- **STATED GOAL**
Copy each line containing the word "marker" from the records that follow, please.

- **DATA LINES**
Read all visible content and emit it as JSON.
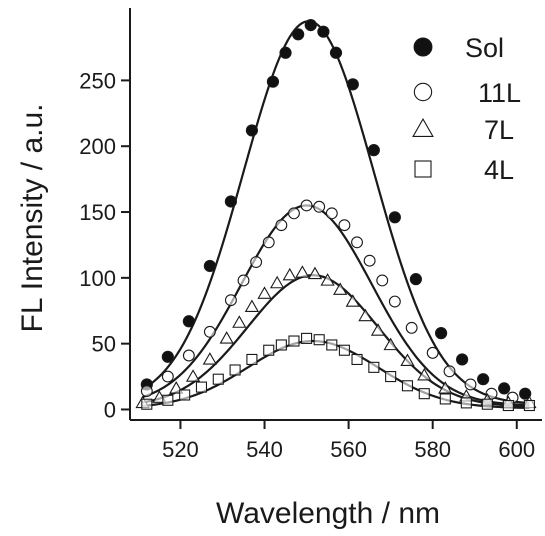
{
  "chart_data": {
    "type": "scatter",
    "title": "",
    "xlabel": "Wavelength / nm",
    "ylabel": "FL Intensity / a.u.",
    "xlim": [
      508,
      606
    ],
    "ylim": [
      -8,
      305
    ],
    "x_ticks": [
      520,
      540,
      560,
      580,
      600
    ],
    "y_ticks": [
      0,
      50,
      100,
      150,
      200,
      250
    ],
    "grid": false,
    "legend_position": "top-right",
    "colors": {
      "ink": "#1a1a1a",
      "open_fill": "#ffffff",
      "solid_fill": "#111111"
    },
    "series": [
      {
        "name": "Sol",
        "marker": "filled-circle",
        "x": [
          512,
          517,
          522,
          527,
          532,
          537,
          542,
          545,
          548,
          551,
          554,
          557,
          561,
          566,
          571,
          576,
          582,
          587,
          592,
          597,
          602
        ],
        "y": [
          19,
          40,
          67,
          109,
          158,
          212,
          249,
          271,
          285,
          292,
          287,
          271,
          247,
          197,
          146,
          99,
          58,
          38,
          23,
          16,
          12
        ],
        "fit": {
          "amplitude": 291,
          "center": 550.5,
          "sigma": 15.5,
          "baseline": 4
        }
      },
      {
        "name": "11L",
        "marker": "open-circle",
        "x": [
          512,
          517,
          522,
          527,
          532,
          535,
          538,
          541,
          544,
          547,
          550,
          553,
          556,
          559,
          562,
          565,
          568,
          571,
          575,
          580,
          584,
          589,
          594,
          599
        ],
        "y": [
          14,
          25,
          41,
          59,
          83,
          98,
          112,
          127,
          140,
          149,
          155,
          154,
          149,
          140,
          127,
          113,
          98,
          82,
          62,
          43,
          29,
          19,
          12,
          9
        ],
        "fit": {
          "amplitude": 152,
          "center": 550,
          "sigma": 15.5,
          "baseline": 3
        }
      },
      {
        "name": "7L",
        "marker": "open-triangle",
        "x": [
          511,
          515,
          519,
          523,
          527,
          531,
          534,
          537,
          540,
          543,
          546,
          549,
          552,
          555,
          558,
          561,
          564,
          567,
          570,
          574,
          578,
          583,
          588,
          593,
          598,
          603
        ],
        "y": [
          5,
          9,
          16,
          25,
          38,
          54,
          66,
          78,
          88,
          96,
          102,
          104,
          103,
          98,
          91,
          82,
          71,
          60,
          49,
          37,
          26,
          16,
          10,
          7,
          5,
          5
        ],
        "fit": {
          "amplitude": 100,
          "center": 551.5,
          "sigma": 15.5,
          "baseline": 2
        }
      },
      {
        "name": "4L",
        "marker": "open-square",
        "x": [
          512,
          517,
          521,
          525,
          529,
          533,
          537,
          541,
          544,
          547,
          550,
          553,
          556,
          559,
          562,
          566,
          570,
          574,
          578,
          583,
          588,
          593,
          598,
          603
        ],
        "y": [
          4,
          7,
          11,
          17,
          23,
          30,
          38,
          45,
          49,
          52,
          54,
          53,
          49,
          45,
          38,
          32,
          25,
          18,
          12,
          8,
          5,
          4,
          3,
          3
        ],
        "fit": {
          "amplitude": 51,
          "center": 551.5,
          "sigma": 15.5,
          "baseline": 1
        }
      }
    ]
  }
}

- **EXERCISE SOLUTION**
        "marker": "filled-circle",
        "marker": "open-circle",
        "marker": "open-triangle",
        "marker": "open-square",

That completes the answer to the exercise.